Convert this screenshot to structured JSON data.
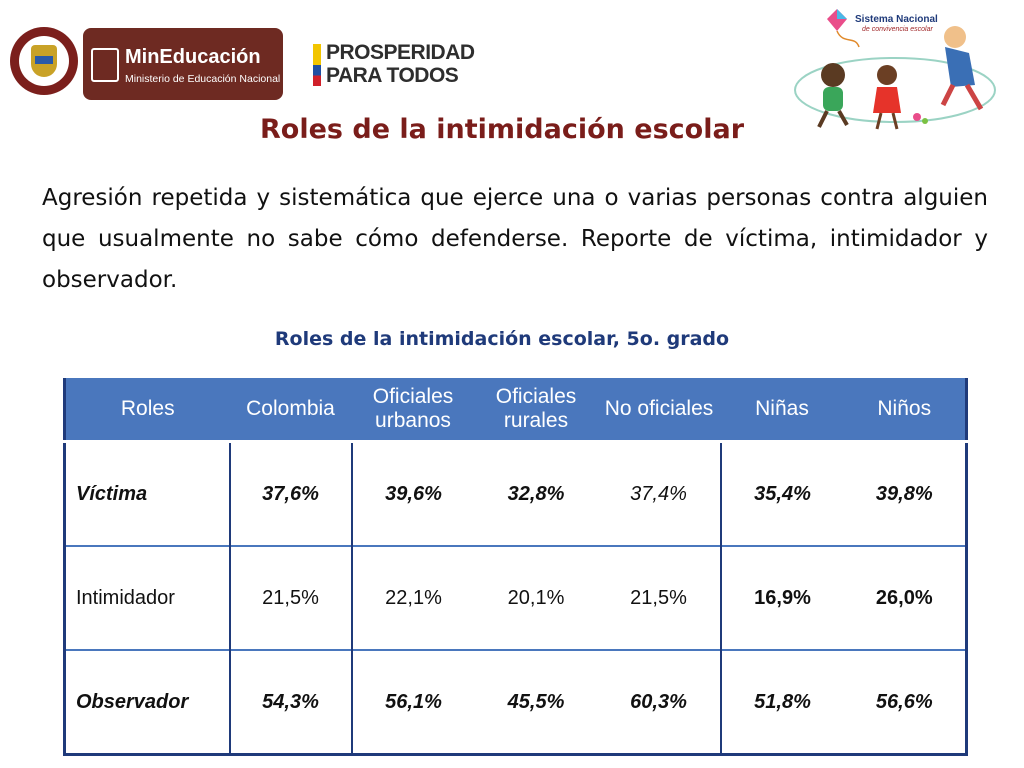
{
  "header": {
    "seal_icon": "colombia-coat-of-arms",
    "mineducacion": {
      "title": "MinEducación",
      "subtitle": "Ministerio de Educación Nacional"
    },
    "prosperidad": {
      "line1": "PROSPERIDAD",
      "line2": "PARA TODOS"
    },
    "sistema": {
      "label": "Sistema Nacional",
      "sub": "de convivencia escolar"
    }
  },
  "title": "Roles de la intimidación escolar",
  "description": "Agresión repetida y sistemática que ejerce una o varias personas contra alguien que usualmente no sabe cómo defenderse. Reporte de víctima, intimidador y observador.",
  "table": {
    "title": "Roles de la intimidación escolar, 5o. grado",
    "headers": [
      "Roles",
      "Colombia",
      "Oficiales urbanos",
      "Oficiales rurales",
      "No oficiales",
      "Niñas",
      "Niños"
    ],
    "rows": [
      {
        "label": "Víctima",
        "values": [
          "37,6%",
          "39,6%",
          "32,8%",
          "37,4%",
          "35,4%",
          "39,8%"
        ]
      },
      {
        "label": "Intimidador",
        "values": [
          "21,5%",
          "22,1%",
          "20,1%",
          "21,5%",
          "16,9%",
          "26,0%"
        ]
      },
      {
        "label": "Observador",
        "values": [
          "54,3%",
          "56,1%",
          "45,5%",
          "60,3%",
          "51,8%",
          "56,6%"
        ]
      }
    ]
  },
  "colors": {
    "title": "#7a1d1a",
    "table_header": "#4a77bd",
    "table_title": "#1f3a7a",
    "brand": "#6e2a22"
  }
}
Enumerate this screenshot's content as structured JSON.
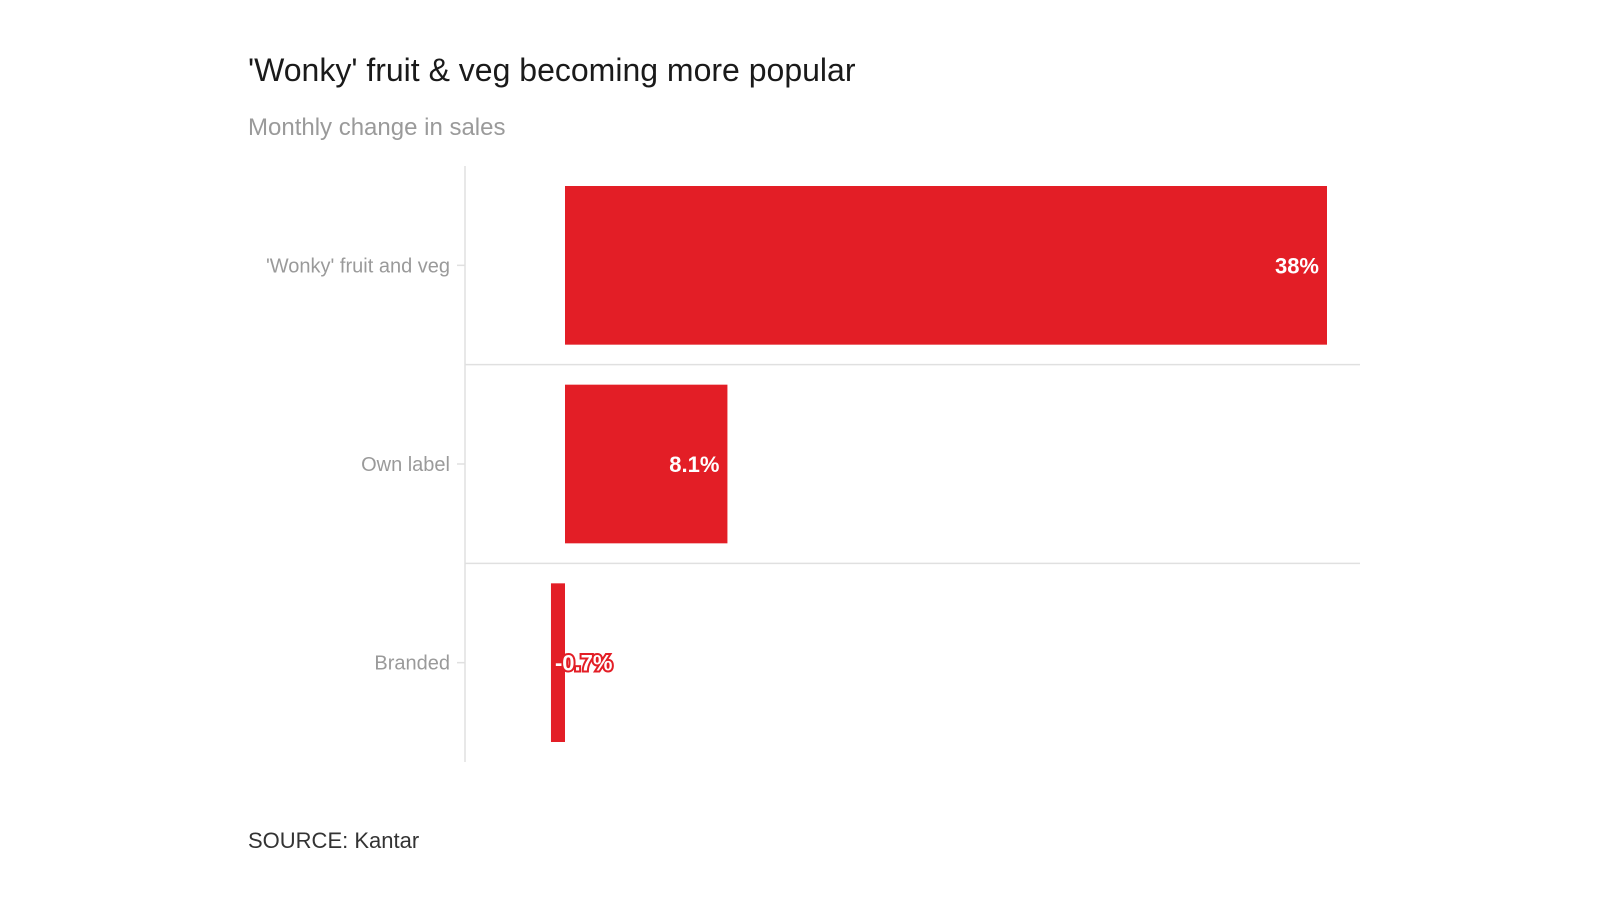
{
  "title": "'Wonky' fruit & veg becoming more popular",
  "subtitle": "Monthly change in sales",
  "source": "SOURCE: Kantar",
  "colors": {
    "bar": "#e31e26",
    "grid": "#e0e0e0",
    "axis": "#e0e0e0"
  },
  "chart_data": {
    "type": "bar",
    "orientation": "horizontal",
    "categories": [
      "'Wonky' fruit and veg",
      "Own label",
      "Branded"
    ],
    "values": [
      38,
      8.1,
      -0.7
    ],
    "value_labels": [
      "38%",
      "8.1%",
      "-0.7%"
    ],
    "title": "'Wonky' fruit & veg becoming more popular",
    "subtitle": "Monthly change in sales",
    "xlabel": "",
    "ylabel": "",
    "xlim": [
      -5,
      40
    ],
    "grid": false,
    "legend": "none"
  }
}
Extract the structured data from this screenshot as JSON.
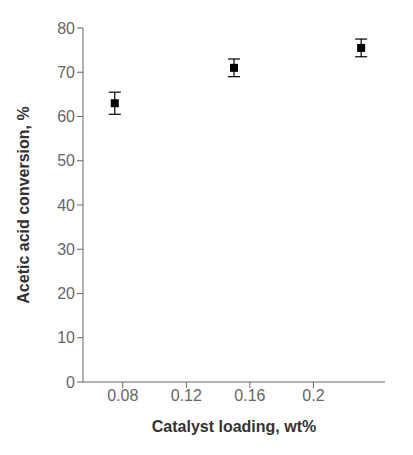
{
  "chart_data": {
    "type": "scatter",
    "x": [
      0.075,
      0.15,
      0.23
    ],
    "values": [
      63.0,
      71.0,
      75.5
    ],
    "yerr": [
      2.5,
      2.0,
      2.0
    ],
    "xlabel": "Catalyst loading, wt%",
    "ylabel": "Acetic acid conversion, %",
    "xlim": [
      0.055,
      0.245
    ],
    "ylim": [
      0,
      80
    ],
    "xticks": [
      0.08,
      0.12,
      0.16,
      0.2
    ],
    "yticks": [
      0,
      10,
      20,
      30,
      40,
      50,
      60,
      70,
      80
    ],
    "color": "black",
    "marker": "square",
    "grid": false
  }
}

Exercise task
The line that contains "Extract the structured" begins the part to retype, and the last line of the records above ends it. Retype both and everything between, exactly, without the pictures.

Task response
Extract the structured data from this screenshot as JSON.
{
  "chart_data": {
    "type": "scatter",
    "x": [
      0.075,
      0.15,
      0.23
    ],
    "values": [
      63.0,
      71.0,
      75.5
    ],
    "yerr": [
      2.5,
      2.0,
      2.0
    ],
    "xlabel": "Catalyst loading, wt%",
    "ylabel": "Acetic acid conversion, %",
    "xlim": [
      0.055,
      0.245
    ],
    "ylim": [
      0,
      80
    ],
    "xticks": [
      0.08,
      0.12,
      0.16,
      0.2
    ],
    "yticks": [
      0,
      10,
      20,
      30,
      40,
      50,
      60,
      70,
      80
    ],
    "color": "black",
    "marker": "square",
    "grid": false
  }
}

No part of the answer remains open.